▶ [PROMPT] Scan the material below for the string "that", and copy every line where it shows up.

▶ [MATERIAL FOR THE TASK]

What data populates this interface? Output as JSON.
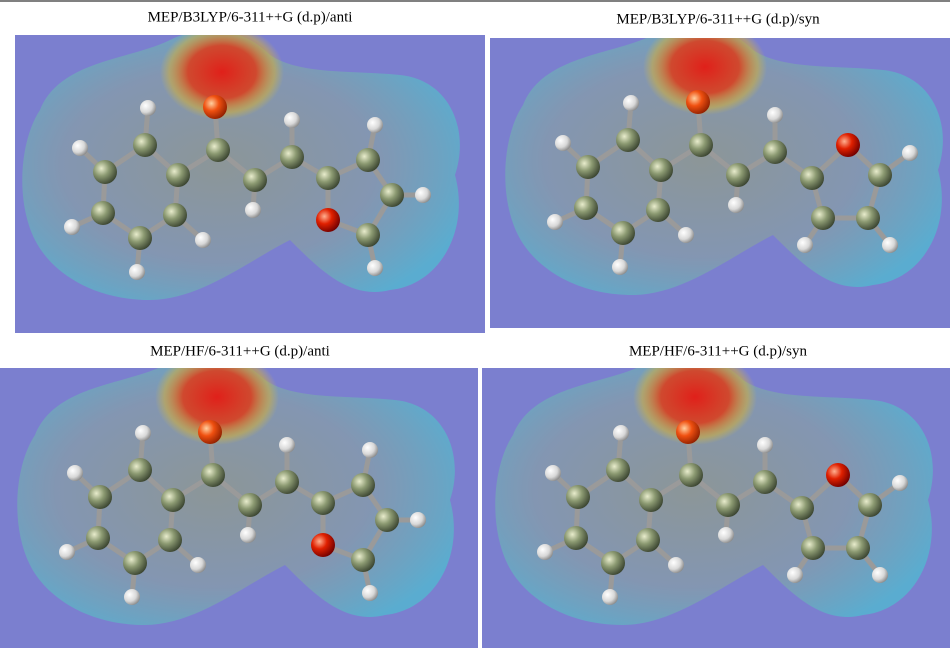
{
  "panels": [
    {
      "title": "MEP/B3LYP/6-311++G (d.p)/anti"
    },
    {
      "title": "MEP/B3LYP/6-311++G (d.p)/syn"
    },
    {
      "title": "MEP/HF/6-311++G (d.p)/anti"
    },
    {
      "title": "MEP/HF/6-311++G (d.p)/syn"
    }
  ]
}
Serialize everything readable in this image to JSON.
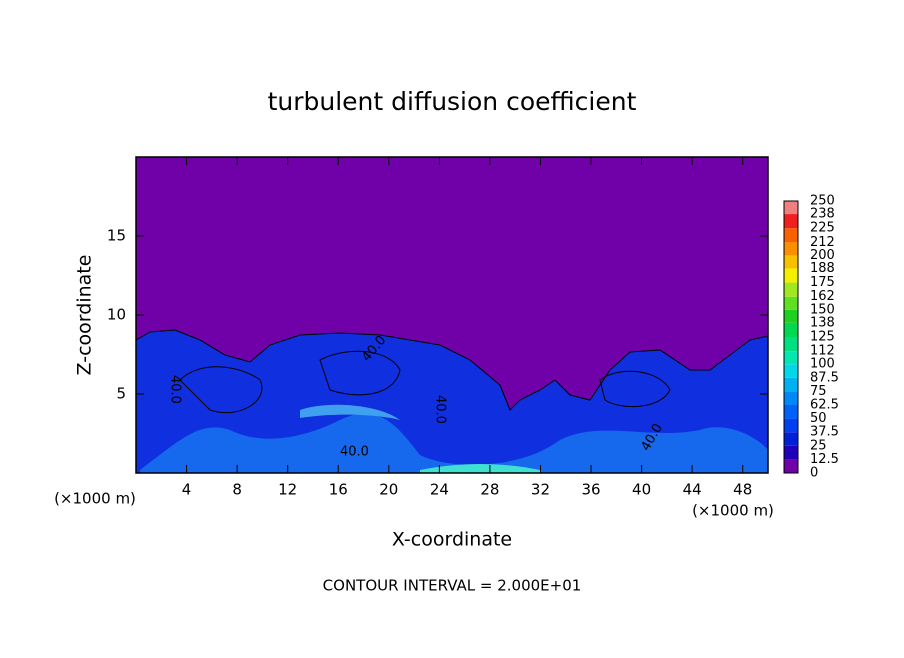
{
  "chart_data": {
    "type": "contour",
    "title": "turbulent diffusion coefficient",
    "x_label": "X-coordinate",
    "y_label": "Z-coordinate",
    "x_unit": "(×1000 m)",
    "footer": "CONTOUR INTERVAL = 2.000E+01",
    "xlim": [
      0,
      50
    ],
    "xticks": [
      4,
      8,
      12,
      16,
      20,
      24,
      28,
      32,
      36,
      40,
      44,
      48
    ],
    "ylim": [
      0,
      20
    ],
    "yticks": [
      5,
      10,
      15
    ],
    "contour_level": {
      "value": 40,
      "label": "40.0"
    },
    "colorbar": {
      "levels": [
        0,
        12.5,
        25,
        37.5,
        50,
        62.5,
        75,
        87.5,
        100,
        112,
        125,
        138,
        150,
        162,
        175,
        188,
        200,
        212,
        225,
        238,
        250
      ],
      "colors": [
        "#7000a8",
        "#2000b8",
        "#0020d8",
        "#0040f0",
        "#0060f8",
        "#0088f8",
        "#00b0f0",
        "#00d8e8",
        "#00e8b0",
        "#00e080",
        "#00d850",
        "#20d020",
        "#60e020",
        "#a0e820",
        "#f0f000",
        "#f8c000",
        "#f89000",
        "#f86000",
        "#f02020",
        "#f08080"
      ]
    }
  }
}
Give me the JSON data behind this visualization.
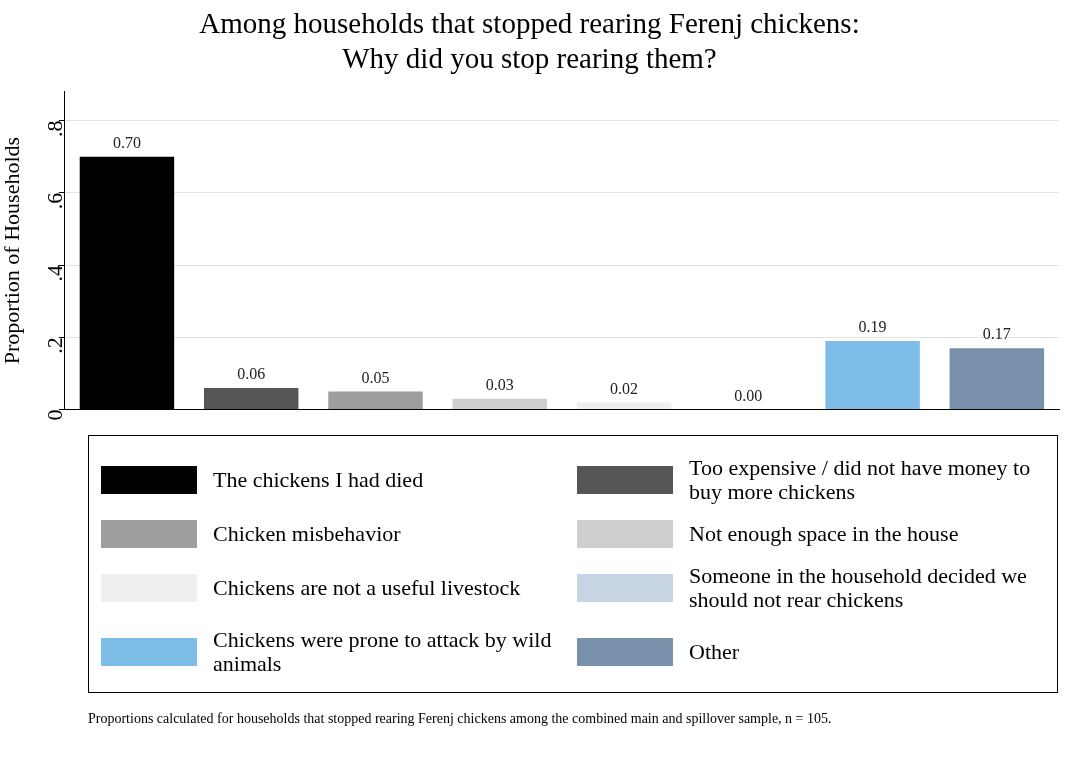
{
  "chart_data": {
    "type": "bar",
    "title": "Among households that stopped rearing Ferenj chickens:\nWhy did you stop rearing them?",
    "ylabel": "Proportion of Households",
    "categories": [
      null,
      null,
      null,
      null,
      null,
      null,
      null,
      null
    ],
    "series": [
      {
        "name": "The chickens I had died",
        "color": "#000000",
        "values": [
          0.7,
          null,
          null,
          null,
          null,
          null,
          null,
          null
        ],
        "value_labels": [
          "0.70",
          null,
          null,
          null,
          null,
          null,
          null,
          null
        ]
      },
      {
        "name": "Too expensive / did not have money to buy more chickens",
        "color": "#555555",
        "values": [
          null,
          0.06,
          null,
          null,
          null,
          null,
          null,
          null
        ],
        "value_labels": [
          null,
          "0.06",
          null,
          null,
          null,
          null,
          null,
          null
        ]
      },
      {
        "name": "Chicken misbehavior",
        "color": "#9e9e9e",
        "values": [
          null,
          null,
          0.05,
          null,
          null,
          null,
          null,
          null
        ],
        "value_labels": [
          null,
          null,
          "0.05",
          null,
          null,
          null,
          null,
          null
        ]
      },
      {
        "name": "Not enough space in the house",
        "color": "#cecece",
        "values": [
          null,
          null,
          null,
          0.03,
          null,
          null,
          null,
          null
        ],
        "value_labels": [
          null,
          null,
          null,
          "0.03",
          null,
          null,
          null,
          null
        ]
      },
      {
        "name": "Chickens are not a useful livestock",
        "color": "#efefef",
        "values": [
          null,
          null,
          null,
          null,
          0.02,
          null,
          null,
          null
        ],
        "value_labels": [
          null,
          null,
          null,
          null,
          "0.02",
          null,
          null,
          null
        ]
      },
      {
        "name": "Someone in the household decided we should not rear chickens",
        "color": "#c6d4e4",
        "values": [
          null,
          null,
          null,
          null,
          null,
          0.0,
          null,
          null
        ],
        "value_labels": [
          null,
          null,
          null,
          null,
          null,
          "0.00",
          null,
          null
        ]
      },
      {
        "name": "Chickens were prone to attack by wild animals",
        "color": "#7dbde8",
        "values": [
          null,
          null,
          null,
          null,
          null,
          null,
          0.19,
          null
        ],
        "value_labels": [
          null,
          null,
          null,
          null,
          null,
          null,
          "0.19",
          null
        ]
      },
      {
        "name": "Other",
        "color": "#7990ab",
        "values": [
          null,
          null,
          null,
          null,
          null,
          null,
          null,
          0.17
        ],
        "value_labels": [
          null,
          null,
          null,
          null,
          null,
          null,
          null,
          "0.17"
        ]
      }
    ],
    "ylim": [
      0,
      0.88
    ],
    "yticks": [
      0,
      {
        "value": 0.2,
        "label": ".2"
      },
      {
        "value": 0.4,
        "label": ".4"
      },
      {
        "value": 0.6,
        "label": ".6"
      },
      {
        "value": 0.8,
        "label": ".8"
      }
    ],
    "grid": "y",
    "legend": "bottom",
    "annotations": [
      "Proportions calculated for households that stopped rearing Ferenj chickens among the combined main and spillover sample, n = 105."
    ]
  }
}
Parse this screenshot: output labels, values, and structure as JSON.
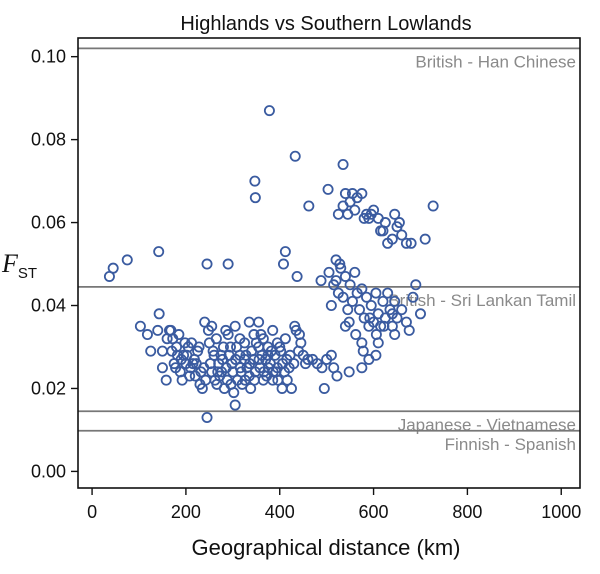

▶ [SOLVED EXERCISE]
    "title": "Among households that stopped rearing Ferenj chickens:\nWhy did you stop rearing them?",
      "Proportions calculated for households that stopped rearing Ferenj chickens among the combined main and spillover sample, n = 105."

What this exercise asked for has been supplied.